→ **Exercise instructions**
Rewrite the lines of the listing between the line containing "What elements are in" and the line containing "search-input[interactable]: Wyszukaj tutaj", inclusive, renaming "overflow-icon" to "more-options-icon" and keeping everything else unchanged. Omit the pictures from your answer.

→ **Information shown**
--------------------------------
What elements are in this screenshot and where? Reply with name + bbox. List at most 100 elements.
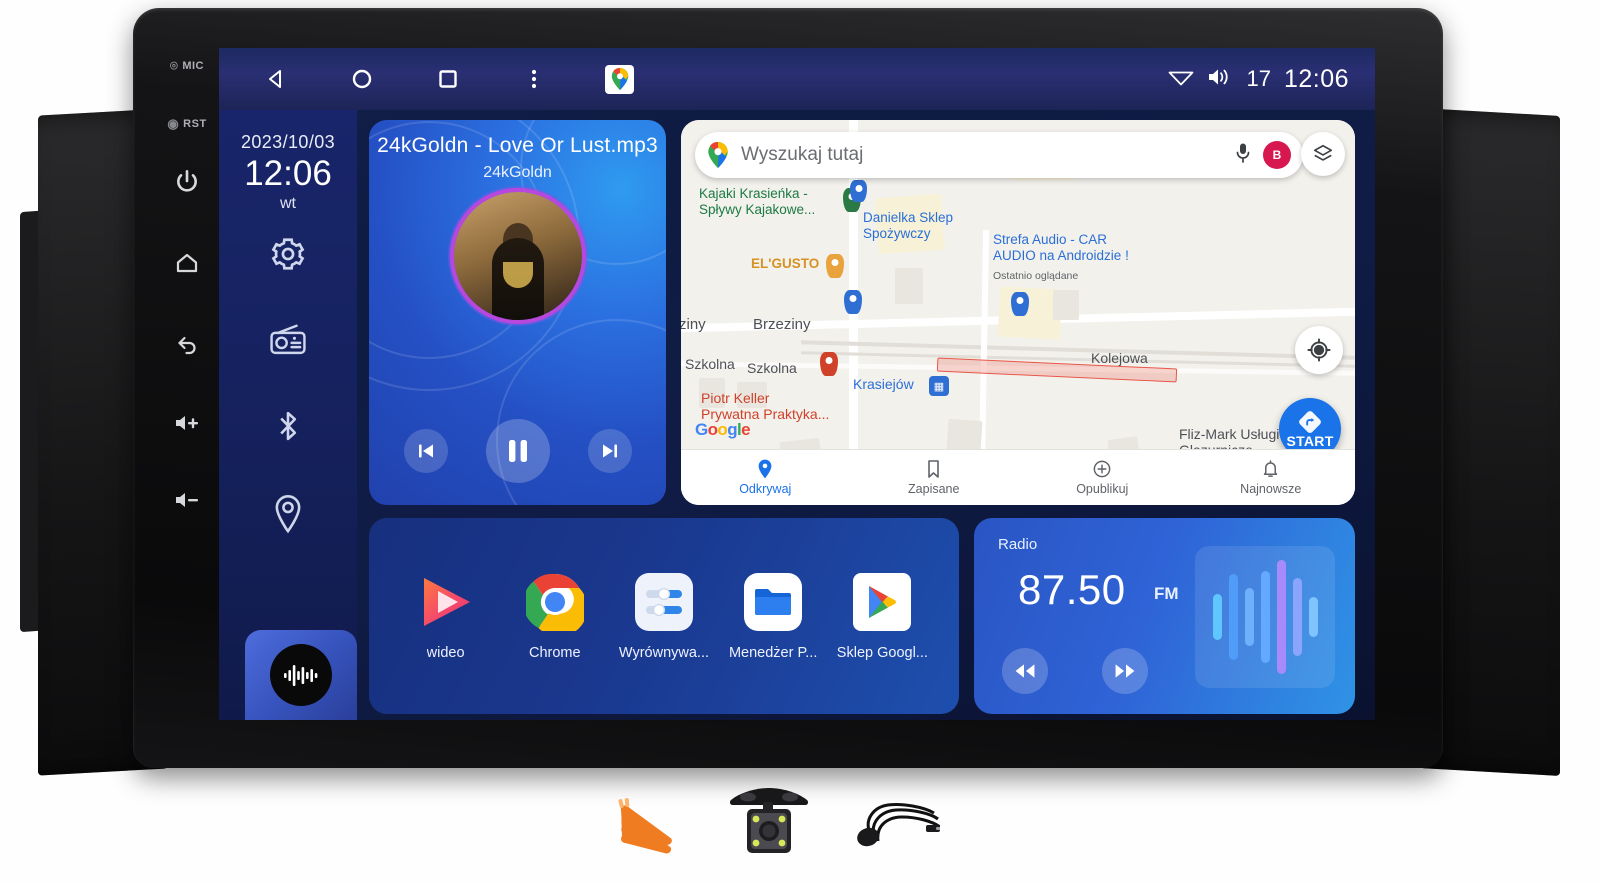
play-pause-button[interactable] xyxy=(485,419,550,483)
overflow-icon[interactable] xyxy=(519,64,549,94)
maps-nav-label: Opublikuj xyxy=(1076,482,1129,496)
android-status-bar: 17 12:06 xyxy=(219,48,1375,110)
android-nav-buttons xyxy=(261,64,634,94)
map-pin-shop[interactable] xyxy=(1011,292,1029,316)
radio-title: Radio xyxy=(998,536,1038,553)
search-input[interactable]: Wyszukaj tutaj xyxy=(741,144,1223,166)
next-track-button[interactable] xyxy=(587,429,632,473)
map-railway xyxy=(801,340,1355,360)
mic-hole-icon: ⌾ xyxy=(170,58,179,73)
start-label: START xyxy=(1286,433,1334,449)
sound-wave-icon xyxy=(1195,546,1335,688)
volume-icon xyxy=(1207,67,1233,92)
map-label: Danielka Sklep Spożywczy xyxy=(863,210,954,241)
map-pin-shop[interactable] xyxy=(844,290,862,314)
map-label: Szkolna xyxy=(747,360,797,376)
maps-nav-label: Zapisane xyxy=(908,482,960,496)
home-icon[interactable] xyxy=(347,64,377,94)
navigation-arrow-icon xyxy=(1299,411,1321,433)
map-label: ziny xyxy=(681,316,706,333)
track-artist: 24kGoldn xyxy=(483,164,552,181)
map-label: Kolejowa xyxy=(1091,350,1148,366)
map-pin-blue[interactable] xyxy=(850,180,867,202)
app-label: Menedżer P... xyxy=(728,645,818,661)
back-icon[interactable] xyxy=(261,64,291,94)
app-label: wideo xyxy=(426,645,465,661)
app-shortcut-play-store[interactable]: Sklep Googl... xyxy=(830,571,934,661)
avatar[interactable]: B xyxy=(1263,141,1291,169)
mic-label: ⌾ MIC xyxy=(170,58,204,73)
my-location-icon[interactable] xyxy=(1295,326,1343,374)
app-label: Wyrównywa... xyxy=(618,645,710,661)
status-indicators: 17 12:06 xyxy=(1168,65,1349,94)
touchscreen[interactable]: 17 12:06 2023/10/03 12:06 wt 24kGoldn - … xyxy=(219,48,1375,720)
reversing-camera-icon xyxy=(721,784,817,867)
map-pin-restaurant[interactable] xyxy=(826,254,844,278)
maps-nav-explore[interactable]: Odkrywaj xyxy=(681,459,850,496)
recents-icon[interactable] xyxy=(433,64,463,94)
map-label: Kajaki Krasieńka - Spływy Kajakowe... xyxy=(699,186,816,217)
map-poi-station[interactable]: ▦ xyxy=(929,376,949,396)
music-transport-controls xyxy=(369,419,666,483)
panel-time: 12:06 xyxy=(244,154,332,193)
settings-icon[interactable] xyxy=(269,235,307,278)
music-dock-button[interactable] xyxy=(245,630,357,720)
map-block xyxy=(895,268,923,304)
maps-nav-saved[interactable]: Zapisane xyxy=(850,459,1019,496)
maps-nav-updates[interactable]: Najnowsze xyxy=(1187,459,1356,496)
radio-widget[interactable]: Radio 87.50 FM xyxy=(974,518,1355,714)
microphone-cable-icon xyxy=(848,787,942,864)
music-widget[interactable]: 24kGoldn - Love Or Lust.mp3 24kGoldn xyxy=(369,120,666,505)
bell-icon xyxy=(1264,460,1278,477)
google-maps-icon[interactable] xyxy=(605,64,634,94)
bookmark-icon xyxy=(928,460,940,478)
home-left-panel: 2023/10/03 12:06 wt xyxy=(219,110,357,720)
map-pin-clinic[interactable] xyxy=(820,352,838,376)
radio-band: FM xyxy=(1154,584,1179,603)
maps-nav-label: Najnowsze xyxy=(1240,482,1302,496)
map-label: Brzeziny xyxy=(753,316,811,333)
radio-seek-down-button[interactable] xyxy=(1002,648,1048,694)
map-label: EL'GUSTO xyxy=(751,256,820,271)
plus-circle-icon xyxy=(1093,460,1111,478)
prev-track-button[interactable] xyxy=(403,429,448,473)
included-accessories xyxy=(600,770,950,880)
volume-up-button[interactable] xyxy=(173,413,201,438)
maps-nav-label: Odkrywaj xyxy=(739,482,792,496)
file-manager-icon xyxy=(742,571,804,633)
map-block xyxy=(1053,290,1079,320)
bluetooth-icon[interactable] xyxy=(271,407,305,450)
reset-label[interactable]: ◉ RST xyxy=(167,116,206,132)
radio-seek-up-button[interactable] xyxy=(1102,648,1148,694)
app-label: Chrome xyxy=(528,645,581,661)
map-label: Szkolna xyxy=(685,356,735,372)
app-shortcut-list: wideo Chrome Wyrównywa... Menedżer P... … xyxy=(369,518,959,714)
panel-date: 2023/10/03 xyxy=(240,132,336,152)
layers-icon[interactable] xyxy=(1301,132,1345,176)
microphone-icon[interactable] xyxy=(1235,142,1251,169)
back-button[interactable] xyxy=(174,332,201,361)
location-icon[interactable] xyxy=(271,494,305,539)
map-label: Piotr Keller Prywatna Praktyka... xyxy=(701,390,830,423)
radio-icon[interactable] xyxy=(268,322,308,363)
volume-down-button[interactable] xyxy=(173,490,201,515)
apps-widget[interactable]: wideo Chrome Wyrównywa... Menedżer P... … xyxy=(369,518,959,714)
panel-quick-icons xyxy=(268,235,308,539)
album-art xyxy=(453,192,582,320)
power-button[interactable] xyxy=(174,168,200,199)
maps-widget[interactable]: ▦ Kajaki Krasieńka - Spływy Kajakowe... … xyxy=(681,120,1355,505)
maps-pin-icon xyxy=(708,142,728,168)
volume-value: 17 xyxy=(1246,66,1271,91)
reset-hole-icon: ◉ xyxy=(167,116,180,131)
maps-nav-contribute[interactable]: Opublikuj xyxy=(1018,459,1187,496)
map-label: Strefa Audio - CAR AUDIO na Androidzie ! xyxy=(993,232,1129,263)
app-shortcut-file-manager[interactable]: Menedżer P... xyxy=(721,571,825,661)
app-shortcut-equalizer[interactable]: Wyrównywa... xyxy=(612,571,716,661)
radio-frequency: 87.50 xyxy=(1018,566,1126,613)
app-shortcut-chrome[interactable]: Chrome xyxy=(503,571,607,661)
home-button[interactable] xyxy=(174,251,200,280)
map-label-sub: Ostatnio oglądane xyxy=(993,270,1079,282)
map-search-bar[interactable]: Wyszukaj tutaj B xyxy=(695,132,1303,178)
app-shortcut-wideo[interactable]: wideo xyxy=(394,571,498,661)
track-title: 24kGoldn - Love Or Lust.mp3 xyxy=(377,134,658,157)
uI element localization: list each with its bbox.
--------------------------------
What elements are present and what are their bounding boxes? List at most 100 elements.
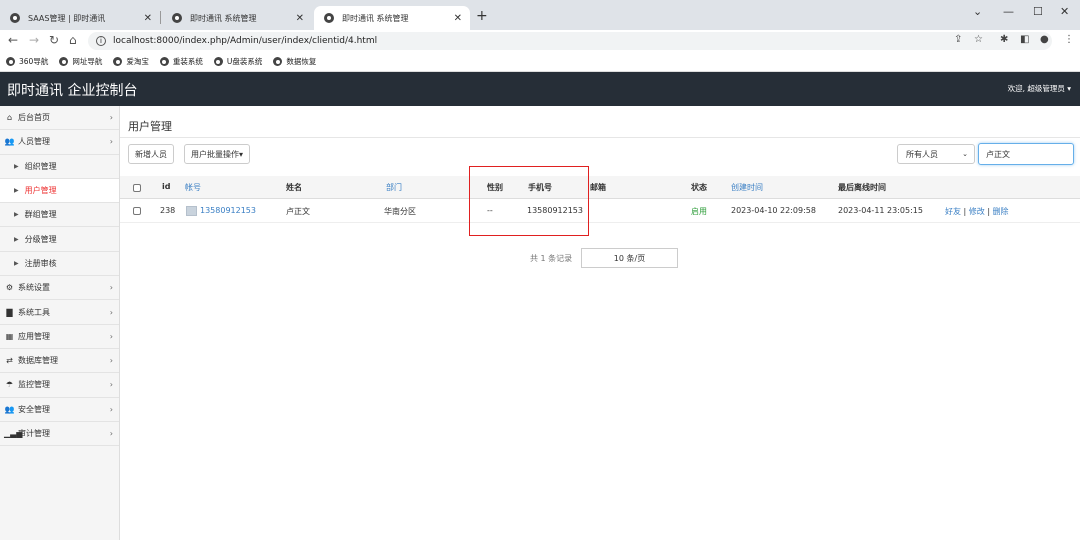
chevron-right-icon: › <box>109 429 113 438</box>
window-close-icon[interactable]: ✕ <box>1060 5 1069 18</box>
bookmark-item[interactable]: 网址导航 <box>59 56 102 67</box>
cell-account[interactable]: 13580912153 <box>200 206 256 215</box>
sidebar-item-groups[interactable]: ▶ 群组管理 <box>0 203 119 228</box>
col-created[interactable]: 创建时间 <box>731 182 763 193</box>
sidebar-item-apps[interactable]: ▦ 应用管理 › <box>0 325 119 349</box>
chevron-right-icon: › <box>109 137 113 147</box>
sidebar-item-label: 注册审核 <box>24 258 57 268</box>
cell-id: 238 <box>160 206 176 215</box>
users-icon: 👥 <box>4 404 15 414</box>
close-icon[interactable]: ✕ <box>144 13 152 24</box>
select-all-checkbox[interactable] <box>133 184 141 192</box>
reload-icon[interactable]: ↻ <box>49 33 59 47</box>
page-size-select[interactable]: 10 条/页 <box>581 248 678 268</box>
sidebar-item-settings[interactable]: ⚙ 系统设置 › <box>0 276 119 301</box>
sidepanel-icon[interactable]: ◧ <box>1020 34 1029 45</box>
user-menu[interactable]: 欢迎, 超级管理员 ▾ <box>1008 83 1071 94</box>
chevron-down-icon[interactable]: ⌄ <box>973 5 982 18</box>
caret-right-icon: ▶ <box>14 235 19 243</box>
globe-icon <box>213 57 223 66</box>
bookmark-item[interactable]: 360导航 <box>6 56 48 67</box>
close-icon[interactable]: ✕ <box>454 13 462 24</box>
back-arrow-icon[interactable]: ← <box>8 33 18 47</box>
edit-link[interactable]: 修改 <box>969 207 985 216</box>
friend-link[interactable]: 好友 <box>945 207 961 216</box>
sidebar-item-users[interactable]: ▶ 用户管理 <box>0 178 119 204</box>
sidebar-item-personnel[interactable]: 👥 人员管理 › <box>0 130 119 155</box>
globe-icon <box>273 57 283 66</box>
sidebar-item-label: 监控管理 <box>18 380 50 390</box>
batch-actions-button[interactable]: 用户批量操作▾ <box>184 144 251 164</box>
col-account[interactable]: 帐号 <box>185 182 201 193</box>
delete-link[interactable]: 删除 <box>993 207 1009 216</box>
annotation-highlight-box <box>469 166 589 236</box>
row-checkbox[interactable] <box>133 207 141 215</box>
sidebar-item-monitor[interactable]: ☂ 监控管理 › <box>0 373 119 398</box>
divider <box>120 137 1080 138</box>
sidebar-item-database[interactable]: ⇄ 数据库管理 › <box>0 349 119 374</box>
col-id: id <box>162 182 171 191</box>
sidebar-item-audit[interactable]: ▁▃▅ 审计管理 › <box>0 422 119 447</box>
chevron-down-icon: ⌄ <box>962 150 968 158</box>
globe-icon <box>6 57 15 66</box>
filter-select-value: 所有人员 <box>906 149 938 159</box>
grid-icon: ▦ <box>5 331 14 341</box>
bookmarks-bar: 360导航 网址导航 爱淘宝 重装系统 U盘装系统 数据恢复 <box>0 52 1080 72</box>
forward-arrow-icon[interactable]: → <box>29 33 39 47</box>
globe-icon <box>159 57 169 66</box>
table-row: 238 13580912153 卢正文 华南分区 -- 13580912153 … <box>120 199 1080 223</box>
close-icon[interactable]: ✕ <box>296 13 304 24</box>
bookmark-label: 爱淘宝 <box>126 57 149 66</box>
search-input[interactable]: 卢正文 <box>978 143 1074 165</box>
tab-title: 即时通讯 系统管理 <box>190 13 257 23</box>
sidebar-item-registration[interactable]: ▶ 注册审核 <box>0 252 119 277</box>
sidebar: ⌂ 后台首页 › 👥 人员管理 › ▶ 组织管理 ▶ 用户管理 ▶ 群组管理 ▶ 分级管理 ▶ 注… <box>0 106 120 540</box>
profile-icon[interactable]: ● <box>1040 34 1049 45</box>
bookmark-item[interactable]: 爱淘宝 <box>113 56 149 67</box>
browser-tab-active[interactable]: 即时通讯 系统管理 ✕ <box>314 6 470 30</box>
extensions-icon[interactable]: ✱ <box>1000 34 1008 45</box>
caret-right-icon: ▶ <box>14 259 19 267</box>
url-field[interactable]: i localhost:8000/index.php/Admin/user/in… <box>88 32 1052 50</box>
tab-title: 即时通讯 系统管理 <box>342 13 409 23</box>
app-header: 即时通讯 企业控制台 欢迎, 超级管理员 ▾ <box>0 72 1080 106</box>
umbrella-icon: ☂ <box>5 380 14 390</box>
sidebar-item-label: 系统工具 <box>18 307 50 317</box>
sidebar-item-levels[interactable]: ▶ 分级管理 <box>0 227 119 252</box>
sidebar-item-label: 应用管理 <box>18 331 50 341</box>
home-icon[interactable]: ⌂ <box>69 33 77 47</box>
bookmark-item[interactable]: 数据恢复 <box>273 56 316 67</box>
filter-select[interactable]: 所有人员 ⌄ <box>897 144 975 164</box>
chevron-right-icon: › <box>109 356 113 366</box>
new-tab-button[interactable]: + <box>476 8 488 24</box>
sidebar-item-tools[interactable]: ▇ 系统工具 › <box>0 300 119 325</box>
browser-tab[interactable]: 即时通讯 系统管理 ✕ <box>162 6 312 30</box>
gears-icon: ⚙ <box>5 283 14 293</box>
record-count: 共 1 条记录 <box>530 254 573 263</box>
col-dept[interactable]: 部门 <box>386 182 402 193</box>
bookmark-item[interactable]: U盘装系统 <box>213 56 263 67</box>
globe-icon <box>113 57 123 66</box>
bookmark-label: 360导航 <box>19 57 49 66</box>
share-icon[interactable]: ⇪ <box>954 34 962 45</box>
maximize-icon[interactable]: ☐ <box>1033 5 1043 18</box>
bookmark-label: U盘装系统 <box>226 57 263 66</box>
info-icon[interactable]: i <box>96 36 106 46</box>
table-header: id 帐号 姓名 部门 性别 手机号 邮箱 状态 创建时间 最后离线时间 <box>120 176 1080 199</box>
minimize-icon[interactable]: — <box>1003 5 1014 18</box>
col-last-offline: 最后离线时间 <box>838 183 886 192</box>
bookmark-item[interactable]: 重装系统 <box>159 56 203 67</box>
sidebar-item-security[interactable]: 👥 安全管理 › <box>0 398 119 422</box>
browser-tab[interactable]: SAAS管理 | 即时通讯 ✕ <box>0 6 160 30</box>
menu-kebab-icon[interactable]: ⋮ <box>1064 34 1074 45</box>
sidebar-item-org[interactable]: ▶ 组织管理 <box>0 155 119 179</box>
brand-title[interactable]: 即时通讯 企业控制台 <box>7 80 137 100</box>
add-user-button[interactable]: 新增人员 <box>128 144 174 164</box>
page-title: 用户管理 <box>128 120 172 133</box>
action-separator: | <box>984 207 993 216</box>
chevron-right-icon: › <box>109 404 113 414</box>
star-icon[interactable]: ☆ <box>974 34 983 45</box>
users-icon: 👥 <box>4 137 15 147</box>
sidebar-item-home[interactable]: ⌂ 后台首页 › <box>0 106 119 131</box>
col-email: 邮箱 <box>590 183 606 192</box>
--------------------------------
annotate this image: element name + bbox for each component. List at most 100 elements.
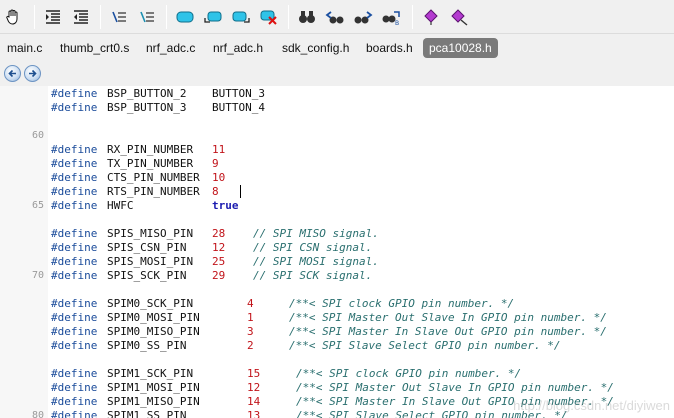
--------------------------------
→ **The completed task**
What elements are in this screenshot and where? Reply with name + bbox. List at most 100 elements.
play-pause-button[interactable] xyxy=(485,419,550,483)
more-options-icon[interactable] xyxy=(519,64,549,94)
maps-nav-label: Opublikuj xyxy=(1076,482,1129,496)
android-status-bar: 17 12:06 xyxy=(219,48,1375,110)
android-nav-buttons xyxy=(261,64,634,94)
map-pin-shop[interactable] xyxy=(1011,292,1029,316)
radio-title: Radio xyxy=(998,536,1038,553)
search-input[interactable]: Wyszukaj tutaj xyxy=(741,144,1223,166)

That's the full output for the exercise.